## PROBLEM TO WORK ON
Transcribe the listing exactly, leaving out every picture.

## MATERIAL FOR THIS EXERCISE
________________
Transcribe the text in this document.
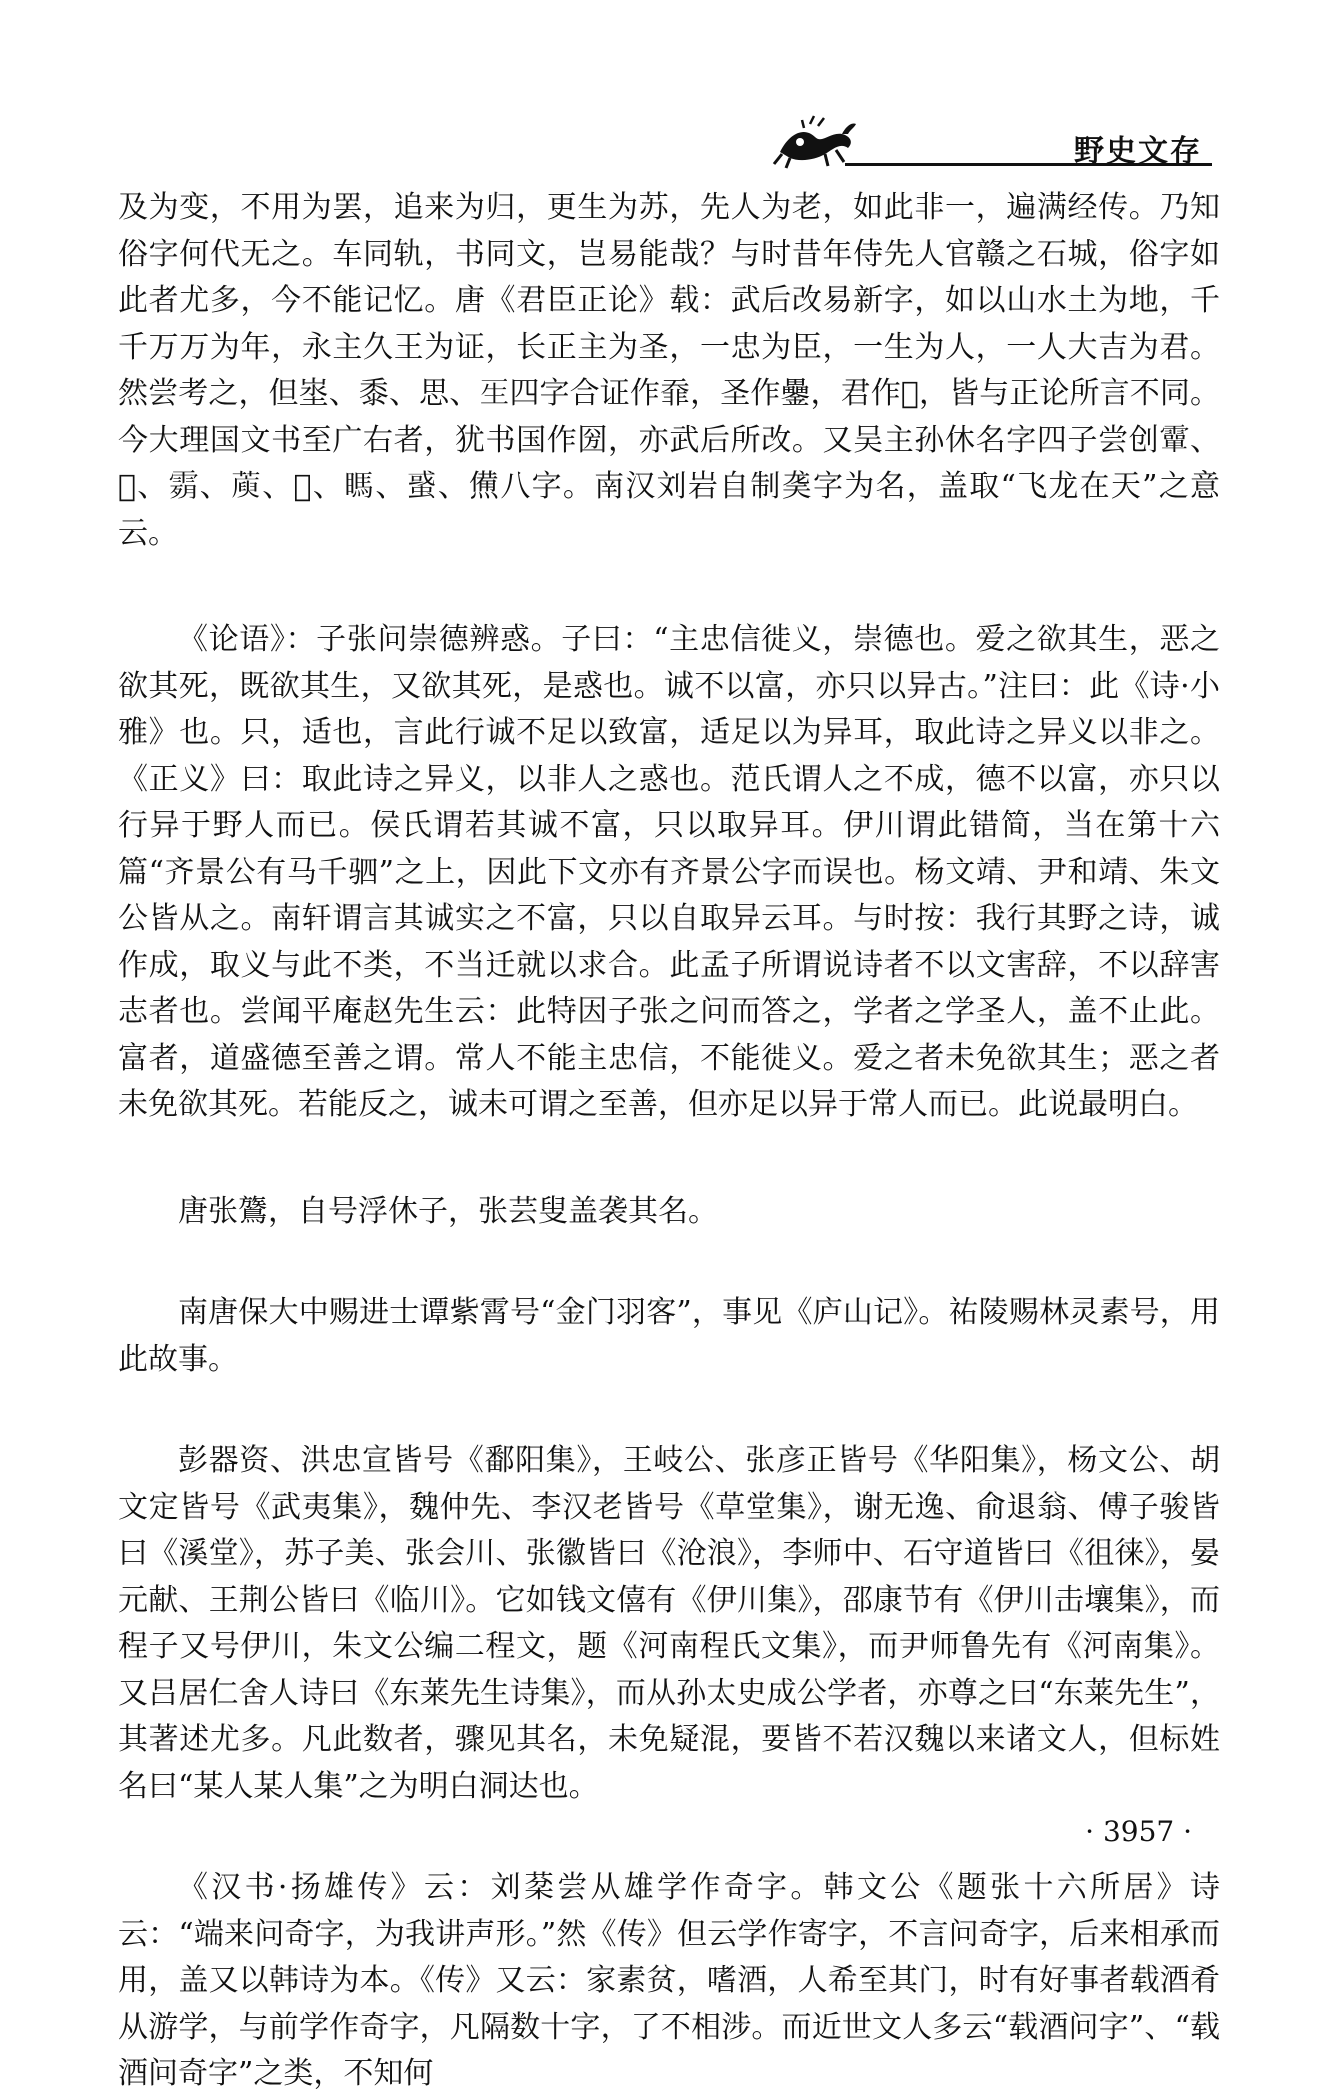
野史文存

及为变，不用为罢，追来为归，更生为苏，先人为老，如此非一，遍满经传。乃知俗字何代无之。车同轨，书同文，岂易能哉？与时昔年侍先人官赣之石城，俗字如此者尤多，今不能记忆。唐《君臣正论》载：武后改易新字，如以山水土为地，千千万万为年，永主久王为证，长正主为圣，一忠为臣，一生为人，一人大吉为君。然尝考之，但埊、黍、思、𤯔四字合证作䨿，圣作𨯔，君作𠁈，皆与正论所言不同。今大理国文书至广右者，犹书国作圀，亦武后所改。又吴主孙休名字四子尝创𩅦、𠷬、𩃴、𦺮、𧶁、𥉊、𧌒、㷶八字。南汉刘岩自制䶮字为名，盖取“飞龙在天”之意云。

《论语》：子张问崇德辨惑。子曰：“主忠信徙义，崇德也。爱之欲其生，恶之欲其死，既欲其生，又欲其死，是惑也。诚不以富，亦只以异古。”注曰：此《诗·小雅》也。只，适也，言此行诚不足以致富，适足以为异耳，取此诗之异义以非之。《正义》曰：取此诗之异义，以非人之惑也。范氏谓人之不成，德不以富，亦只以行异于野人而已。侯氏谓若其诚不富，只以取异耳。伊川谓此错简，当在第十六篇“齐景公有马千驷”之上，因此下文亦有齐景公字而误也。杨文靖、尹和靖、朱文公皆从之。南轩谓言其诚实之不富，只以自取异云耳。与时按：我行其野之诗，诚作成，取义与此不类，不当迁就以求合。此孟子所谓说诗者不以文害辞，不以辞害志者也。尝闻平庵赵先生云：此特因子张之问而答之，学者之学圣人，盖不止此。富者，道盛德至善之谓。常人不能主忠信，不能徙义。爱之者未免欲其生；恶之者未免欲其死。若能反之，诚未可谓之至善，但亦足以异于常人而已。此说最明白。

唐张鷟，自号浮休子，张芸叟盖袭其名。

南唐保大中赐进士谭紫霄号“金门羽客”，事见《庐山记》。祐陵赐林灵素号，用此故事。

彭器资、洪忠宣皆号《鄱阳集》，王岐公、张彦正皆号《华阳集》，杨文公、胡文定皆号《武夷集》，魏仲先、李汉老皆号《草堂集》，谢无逸、俞退翁、傅子骏皆曰《溪堂》，苏子美、张会川、张徽皆曰《沧浪》，李师中、石守道皆曰《徂徕》，晏元献、王荆公皆曰《临川》。它如钱文僖有《伊川集》，邵康节有《伊川击壤集》，而程子又号伊川，朱文公编二程文，题《河南程氏文集》，而尹师鲁先有《河南集》。又吕居仁舍人诗曰《东莱先生诗集》，而从孙太史成公学者，亦尊之曰“东莱先生”，其著述尤多。凡此数者，骤见其名，未免疑混，要皆不若汉魏以来诸文人，但标姓名曰“某人某人集”之为明白洞达也。

《汉书·扬雄传》云：刘棻尝从雄学作奇字。韩文公《题张十六所居》诗云：“端来问奇字，为我讲声形。”然《传》但云学作寄字，不言问奇字，后来相承而用，盖又以韩诗为本。《传》又云：家素贫，嗜酒，人希至其门，时有好事者载酒肴从游学，与前学作奇字，凡隔数十字，了不相涉。而近世文人多云“载酒问字”、“载酒问奇字”之类，不知何

· 3957 ·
________________
## COMPLETE OUTPUT
Transcribe the text in this document.
野史文存

及为变，不用为罢，追来为归，更生为苏，先人为老，如此非一，遍满经传。乃知俗字何代无之。车同轨，书同文，岂易能哉？与时昔年侍先人官赣之石城，俗字如此者尤多，今不能记忆。唐《君臣正论》载：武后改易新字，如以山水土为地，千千万万为年，永主久王为证，长正主为圣，一忠为臣，一生为人，一人大吉为君。然尝考之，但埊、黍、思、𤯔四字合证作䨿，圣作𨯔，君作𠁈，皆与正论所言不同。今大理国文书至广右者，犹书国作圀，亦武后所改。又吴主孙休名字四子尝创𩅦、𠷬、𩃴、𦺮、𧶁、𥉊、𧌒、㷶八字。南汉刘岩自制䶮字为名，盖取“飞龙在天”之意云。

《论语》：子张问崇德辨惑。子曰：“主忠信徙义，崇德也。爱之欲其生，恶之欲其死，既欲其生，又欲其死，是惑也。诚不以富，亦只以异古。”注曰：此《诗·小雅》也。只，适也，言此行诚不足以致富，适足以为异耳，取此诗之异义以非之。《正义》曰：取此诗之异义，以非人之惑也。范氏谓人之不成，德不以富，亦只以行异于野人而已。侯氏谓若其诚不富，只以取异耳。伊川谓此错简，当在第十六篇“齐景公有马千驷”之上，因此下文亦有齐景公字而误也。杨文靖、尹和靖、朱文公皆从之。南轩谓言其诚实之不富，只以自取异云耳。与时按：我行其野之诗，诚作成，取义与此不类，不当迁就以求合。此孟子所谓说诗者不以文害辞，不以辞害志者也。尝闻平庵赵先生云：此特因子张之问而答之，学者之学圣人，盖不止此。富者，道盛德至善之谓。常人不能主忠信，不能徙义。爱之者未免欲其生；恶之者未免欲其死。若能反之，诚未可谓之至善，但亦足以异于常人而已。此说最明白。

唐张鷟，自号浮休子，张芸叟盖袭其名。

南唐保大中赐进士谭紫霄号“金门羽客”，事见《庐山记》。祐陵赐林灵素号，用此故事。

彭器资、洪忠宣皆号《鄱阳集》，王岐公、张彦正皆号《华阳集》，杨文公、胡文定皆号《武夷集》，魏仲先、李汉老皆号《草堂集》，谢无逸、俞退翁、傅子骏皆曰《溪堂》，苏子美、张会川、张徽皆曰《沧浪》，李师中、石守道皆曰《徂徕》，晏元献、王荆公皆曰《临川》。它如钱文僖有《伊川集》，邵康节有《伊川击壤集》，而程子又号伊川，朱文公编二程文，题《河南程氏文集》，而尹师鲁先有《河南集》。又吕居仁舍人诗曰《东莱先生诗集》，而从孙太史成公学者，亦尊之曰“东莱先生”，其著述尤多。凡此数者，骤见其名，未免疑混，要皆不若汉魏以来诸文人，但标姓名曰“某人某人集”之为明白洞达也。

《汉书·扬雄传》云：刘棻尝从雄学作奇字。韩文公《题张十六所居》诗云：“端来问奇字，为我讲声形。”然《传》但云学作寄字，不言问奇字，后来相承而用，盖又以韩诗为本。《传》又云：家素贫，嗜酒，人希至其门，时有好事者载酒肴从游学，与前学作奇字，凡隔数十字，了不相涉。而近世文人多云“载酒问字”、“载酒问奇字”之类，不知何

· 3957 ·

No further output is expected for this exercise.